* **DATA TO USE**:

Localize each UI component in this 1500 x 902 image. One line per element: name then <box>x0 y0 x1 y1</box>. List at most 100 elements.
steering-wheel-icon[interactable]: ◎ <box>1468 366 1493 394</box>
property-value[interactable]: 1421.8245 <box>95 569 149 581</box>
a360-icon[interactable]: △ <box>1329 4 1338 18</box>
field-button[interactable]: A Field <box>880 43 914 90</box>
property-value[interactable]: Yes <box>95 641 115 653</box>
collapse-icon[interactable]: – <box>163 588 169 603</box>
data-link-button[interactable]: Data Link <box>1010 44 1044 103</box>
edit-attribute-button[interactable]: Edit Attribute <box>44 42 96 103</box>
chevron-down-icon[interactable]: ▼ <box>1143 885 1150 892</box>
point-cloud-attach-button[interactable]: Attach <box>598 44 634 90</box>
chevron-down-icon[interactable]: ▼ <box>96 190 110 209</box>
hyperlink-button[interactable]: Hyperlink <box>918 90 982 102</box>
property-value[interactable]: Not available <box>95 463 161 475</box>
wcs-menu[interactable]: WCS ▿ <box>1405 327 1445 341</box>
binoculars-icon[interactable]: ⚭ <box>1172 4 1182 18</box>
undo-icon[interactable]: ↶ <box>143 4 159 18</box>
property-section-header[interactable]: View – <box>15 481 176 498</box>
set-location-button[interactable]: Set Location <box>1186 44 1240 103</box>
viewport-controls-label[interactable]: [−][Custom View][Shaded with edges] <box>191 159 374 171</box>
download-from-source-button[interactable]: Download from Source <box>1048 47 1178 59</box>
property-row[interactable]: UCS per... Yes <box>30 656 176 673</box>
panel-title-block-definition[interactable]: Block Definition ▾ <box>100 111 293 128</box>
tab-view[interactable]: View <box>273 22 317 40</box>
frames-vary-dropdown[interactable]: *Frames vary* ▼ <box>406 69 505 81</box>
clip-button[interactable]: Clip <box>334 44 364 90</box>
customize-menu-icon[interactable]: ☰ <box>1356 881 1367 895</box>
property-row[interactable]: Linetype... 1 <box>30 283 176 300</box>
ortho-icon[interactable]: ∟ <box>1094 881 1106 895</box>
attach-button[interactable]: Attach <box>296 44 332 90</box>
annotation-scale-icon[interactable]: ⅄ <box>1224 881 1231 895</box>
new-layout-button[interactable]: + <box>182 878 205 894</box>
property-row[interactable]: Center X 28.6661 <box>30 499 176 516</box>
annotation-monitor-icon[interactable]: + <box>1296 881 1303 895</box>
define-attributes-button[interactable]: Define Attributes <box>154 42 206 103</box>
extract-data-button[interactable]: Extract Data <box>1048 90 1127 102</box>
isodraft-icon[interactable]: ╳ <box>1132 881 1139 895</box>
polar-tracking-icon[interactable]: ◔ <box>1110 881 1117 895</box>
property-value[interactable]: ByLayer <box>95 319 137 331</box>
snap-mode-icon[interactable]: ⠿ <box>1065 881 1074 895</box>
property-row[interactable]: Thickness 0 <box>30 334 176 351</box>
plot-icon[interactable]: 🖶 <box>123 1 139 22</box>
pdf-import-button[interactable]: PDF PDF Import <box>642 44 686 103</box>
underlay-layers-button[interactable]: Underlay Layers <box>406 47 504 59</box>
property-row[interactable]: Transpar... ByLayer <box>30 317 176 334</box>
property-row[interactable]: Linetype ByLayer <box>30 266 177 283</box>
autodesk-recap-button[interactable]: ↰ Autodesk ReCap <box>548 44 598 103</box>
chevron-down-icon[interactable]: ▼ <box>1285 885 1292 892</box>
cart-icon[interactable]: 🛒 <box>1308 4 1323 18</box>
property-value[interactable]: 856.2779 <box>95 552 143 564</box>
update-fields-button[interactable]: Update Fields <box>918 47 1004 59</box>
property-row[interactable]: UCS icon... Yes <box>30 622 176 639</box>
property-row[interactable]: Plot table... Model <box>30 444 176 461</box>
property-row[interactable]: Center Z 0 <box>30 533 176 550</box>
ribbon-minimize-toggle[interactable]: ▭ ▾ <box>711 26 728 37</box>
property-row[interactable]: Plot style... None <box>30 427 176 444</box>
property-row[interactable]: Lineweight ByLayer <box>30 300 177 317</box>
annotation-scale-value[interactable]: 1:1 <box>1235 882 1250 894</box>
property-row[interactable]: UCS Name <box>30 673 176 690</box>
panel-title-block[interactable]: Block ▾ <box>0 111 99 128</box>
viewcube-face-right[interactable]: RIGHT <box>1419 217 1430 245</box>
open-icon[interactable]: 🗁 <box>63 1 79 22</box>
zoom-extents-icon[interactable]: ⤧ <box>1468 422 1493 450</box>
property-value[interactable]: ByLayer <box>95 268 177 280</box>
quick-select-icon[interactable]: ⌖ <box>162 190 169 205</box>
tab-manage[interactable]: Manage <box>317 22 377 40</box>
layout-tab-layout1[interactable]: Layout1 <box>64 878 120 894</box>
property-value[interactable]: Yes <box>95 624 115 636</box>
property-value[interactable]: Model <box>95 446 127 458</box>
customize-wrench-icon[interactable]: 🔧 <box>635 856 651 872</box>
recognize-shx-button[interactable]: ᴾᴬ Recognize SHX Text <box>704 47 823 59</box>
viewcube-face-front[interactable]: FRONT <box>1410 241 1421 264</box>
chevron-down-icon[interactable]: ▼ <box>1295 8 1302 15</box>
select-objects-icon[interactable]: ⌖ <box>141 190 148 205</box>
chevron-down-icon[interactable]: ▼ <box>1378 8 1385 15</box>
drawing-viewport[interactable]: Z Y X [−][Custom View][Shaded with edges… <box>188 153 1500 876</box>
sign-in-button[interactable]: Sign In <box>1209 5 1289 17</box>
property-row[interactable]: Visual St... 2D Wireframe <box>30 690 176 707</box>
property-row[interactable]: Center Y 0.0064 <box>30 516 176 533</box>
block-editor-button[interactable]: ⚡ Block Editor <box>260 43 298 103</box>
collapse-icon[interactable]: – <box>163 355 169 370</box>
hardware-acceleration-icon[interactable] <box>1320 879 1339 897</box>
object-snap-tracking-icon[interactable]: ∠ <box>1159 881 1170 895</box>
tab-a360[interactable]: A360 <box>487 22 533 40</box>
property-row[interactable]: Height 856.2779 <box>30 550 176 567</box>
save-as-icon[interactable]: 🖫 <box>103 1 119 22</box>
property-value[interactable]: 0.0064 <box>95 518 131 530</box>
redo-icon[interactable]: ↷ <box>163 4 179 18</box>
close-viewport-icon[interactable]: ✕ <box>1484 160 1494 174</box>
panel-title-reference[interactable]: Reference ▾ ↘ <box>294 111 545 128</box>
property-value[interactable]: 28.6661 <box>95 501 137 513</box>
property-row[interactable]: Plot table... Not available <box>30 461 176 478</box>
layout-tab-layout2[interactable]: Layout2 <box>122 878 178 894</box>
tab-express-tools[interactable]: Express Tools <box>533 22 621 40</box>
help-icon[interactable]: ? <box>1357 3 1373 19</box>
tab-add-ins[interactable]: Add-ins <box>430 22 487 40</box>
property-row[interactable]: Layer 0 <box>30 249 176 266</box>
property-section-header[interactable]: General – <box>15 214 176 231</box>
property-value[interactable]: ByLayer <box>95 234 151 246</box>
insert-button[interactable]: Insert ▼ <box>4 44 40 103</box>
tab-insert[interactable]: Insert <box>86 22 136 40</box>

* **WORK REQUIRED**:
Change every "chevron-down-icon" in the material to "dropdown-arrow-icon", leaving all other lines and characters as they are.

* **COMPLETED EXERCISE**:
Localize each UI component in this 1500 x 902 image. One line per element: name then <box>x0 y0 x1 y1</box>. List at most 100 elements.
steering-wheel-icon[interactable]: ◎ <box>1468 366 1493 394</box>
property-value[interactable]: 1421.8245 <box>95 569 149 581</box>
a360-icon[interactable]: △ <box>1329 4 1338 18</box>
field-button[interactable]: A Field <box>880 43 914 90</box>
property-value[interactable]: Yes <box>95 641 115 653</box>
collapse-icon[interactable]: – <box>163 588 169 603</box>
data-link-button[interactable]: Data Link <box>1010 44 1044 103</box>
edit-attribute-button[interactable]: Edit Attribute <box>44 42 96 103</box>
dropdown-arrow-icon[interactable]: ▼ <box>1143 885 1150 892</box>
point-cloud-attach-button[interactable]: Attach <box>598 44 634 90</box>
dropdown-arrow-icon[interactable]: ▼ <box>96 190 110 209</box>
hyperlink-button[interactable]: Hyperlink <box>918 90 982 102</box>
property-value[interactable]: Not available <box>95 463 161 475</box>
wcs-menu[interactable]: WCS ▿ <box>1405 327 1445 341</box>
binoculars-icon[interactable]: ⚭ <box>1172 4 1182 18</box>
undo-icon[interactable]: ↶ <box>143 4 159 18</box>
property-section-header[interactable]: View – <box>15 481 176 498</box>
set-location-button[interactable]: Set Location <box>1186 44 1240 103</box>
viewport-controls-label[interactable]: [−][Custom View][Shaded with edges] <box>191 159 374 171</box>
download-from-source-button[interactable]: Download from Source <box>1048 47 1178 59</box>
property-row[interactable]: UCS per... Yes <box>30 656 176 673</box>
panel-title-block-definition[interactable]: Block Definition ▾ <box>100 111 293 128</box>
tab-view[interactable]: View <box>273 22 317 40</box>
frames-vary-dropdown[interactable]: *Frames vary* ▼ <box>406 69 505 81</box>
clip-button[interactable]: Clip <box>334 44 364 90</box>
customize-menu-icon[interactable]: ☰ <box>1356 881 1367 895</box>
property-row[interactable]: Linetype... 1 <box>30 283 176 300</box>
ortho-icon[interactable]: ∟ <box>1094 881 1106 895</box>
attach-button[interactable]: Attach <box>296 44 332 90</box>
annotation-scale-icon[interactable]: ⅄ <box>1224 881 1231 895</box>
new-layout-button[interactable]: + <box>182 878 205 894</box>
property-row[interactable]: Center X 28.6661 <box>30 499 176 516</box>
annotation-monitor-icon[interactable]: + <box>1296 881 1303 895</box>
define-attributes-button[interactable]: Define Attributes <box>154 42 206 103</box>
extract-data-button[interactable]: Extract Data <box>1048 90 1127 102</box>
isodraft-icon[interactable]: ╳ <box>1132 881 1139 895</box>
polar-tracking-icon[interactable]: ◔ <box>1110 881 1117 895</box>
property-value[interactable]: ByLayer <box>95 319 137 331</box>
snap-mode-icon[interactable]: ⠿ <box>1065 881 1074 895</box>
property-row[interactable]: Thickness 0 <box>30 334 176 351</box>
plot-icon[interactable]: 🖶 <box>123 1 139 22</box>
pdf-import-button[interactable]: PDF PDF Import <box>642 44 686 103</box>
underlay-layers-button[interactable]: Underlay Layers <box>406 47 504 59</box>
property-row[interactable]: Transpar... ByLayer <box>30 317 176 334</box>
property-row[interactable]: Linetype ByLayer <box>30 266 177 283</box>
autodesk-recap-button[interactable]: ↰ Autodesk ReCap <box>548 44 598 103</box>
dropdown-arrow-icon[interactable]: ▼ <box>1285 885 1292 892</box>
cart-icon[interactable]: 🛒 <box>1308 4 1323 18</box>
property-value[interactable]: 856.2779 <box>95 552 143 564</box>
update-fields-button[interactable]: Update Fields <box>918 47 1004 59</box>
property-row[interactable]: UCS icon... Yes <box>30 622 176 639</box>
property-row[interactable]: Plot table... Model <box>30 444 176 461</box>
property-row[interactable]: Center Z 0 <box>30 533 176 550</box>
ribbon-minimize-toggle[interactable]: ▭ ▾ <box>711 26 728 37</box>
property-row[interactable]: Plot style... None <box>30 427 176 444</box>
property-row[interactable]: Lineweight ByLayer <box>30 300 177 317</box>
annotation-scale-value[interactable]: 1:1 <box>1235 882 1250 894</box>
property-row[interactable]: UCS Name <box>30 673 176 690</box>
panel-title-block[interactable]: Block ▾ <box>0 111 99 128</box>
viewcube-face-right[interactable]: RIGHT <box>1419 217 1430 245</box>
open-icon[interactable]: 🗁 <box>63 1 79 22</box>
zoom-extents-icon[interactable]: ⤧ <box>1468 422 1493 450</box>
property-value[interactable]: ByLayer <box>95 268 177 280</box>
quick-select-icon[interactable]: ⌖ <box>162 190 169 205</box>
tab-manage[interactable]: Manage <box>317 22 377 40</box>
layout-tab-layout1[interactable]: Layout1 <box>64 878 120 894</box>
property-value[interactable]: Yes <box>95 624 115 636</box>
property-value[interactable]: Model <box>95 446 127 458</box>
customize-wrench-icon[interactable]: 🔧 <box>635 856 651 872</box>
recognize-shx-button[interactable]: ᴾᴬ Recognize SHX Text <box>704 47 823 59</box>
viewcube-face-front[interactable]: FRONT <box>1410 241 1421 264</box>
dropdown-arrow-icon[interactable]: ▼ <box>1295 8 1302 15</box>
select-objects-icon[interactable]: ⌖ <box>141 190 148 205</box>
dropdown-arrow-icon[interactable]: ▼ <box>1378 8 1385 15</box>
drawing-viewport[interactable]: Z Y X [−][Custom View][Shaded with edges… <box>188 153 1500 876</box>
sign-in-button[interactable]: Sign In <box>1209 5 1289 17</box>
property-row[interactable]: Visual St... 2D Wireframe <box>30 690 176 707</box>
property-row[interactable]: Center Y 0.0064 <box>30 516 176 533</box>
block-editor-button[interactable]: ⚡ Block Editor <box>260 43 298 103</box>
collapse-icon[interactable]: – <box>163 355 169 370</box>
hardware-acceleration-icon[interactable] <box>1320 879 1339 897</box>
object-snap-tracking-icon[interactable]: ∠ <box>1159 881 1170 895</box>
tab-a360[interactable]: A360 <box>487 22 533 40</box>
property-row[interactable]: Height 856.2779 <box>30 550 176 567</box>
save-as-icon[interactable]: 🖫 <box>103 1 119 22</box>
property-value[interactable]: 0.0064 <box>95 518 131 530</box>
redo-icon[interactable]: ↷ <box>163 4 179 18</box>
close-viewport-icon[interactable]: ✕ <box>1484 160 1494 174</box>
panel-title-reference[interactable]: Reference ▾ ↘ <box>294 111 545 128</box>
property-value[interactable]: 28.6661 <box>95 501 137 513</box>
property-row[interactable]: Plot table... Not available <box>30 461 176 478</box>
layout-tab-layout2[interactable]: Layout2 <box>122 878 178 894</box>
tab-express-tools[interactable]: Express Tools <box>533 22 621 40</box>
help-icon[interactable]: ? <box>1357 3 1373 19</box>
tab-add-ins[interactable]: Add-ins <box>430 22 487 40</box>
property-row[interactable]: Layer 0 <box>30 249 176 266</box>
property-section-header[interactable]: General – <box>15 214 176 231</box>
property-value[interactable]: ByLayer <box>95 234 151 246</box>
insert-button[interactable]: Insert ▼ <box>4 44 40 103</box>
tab-insert[interactable]: Insert <box>86 22 136 40</box>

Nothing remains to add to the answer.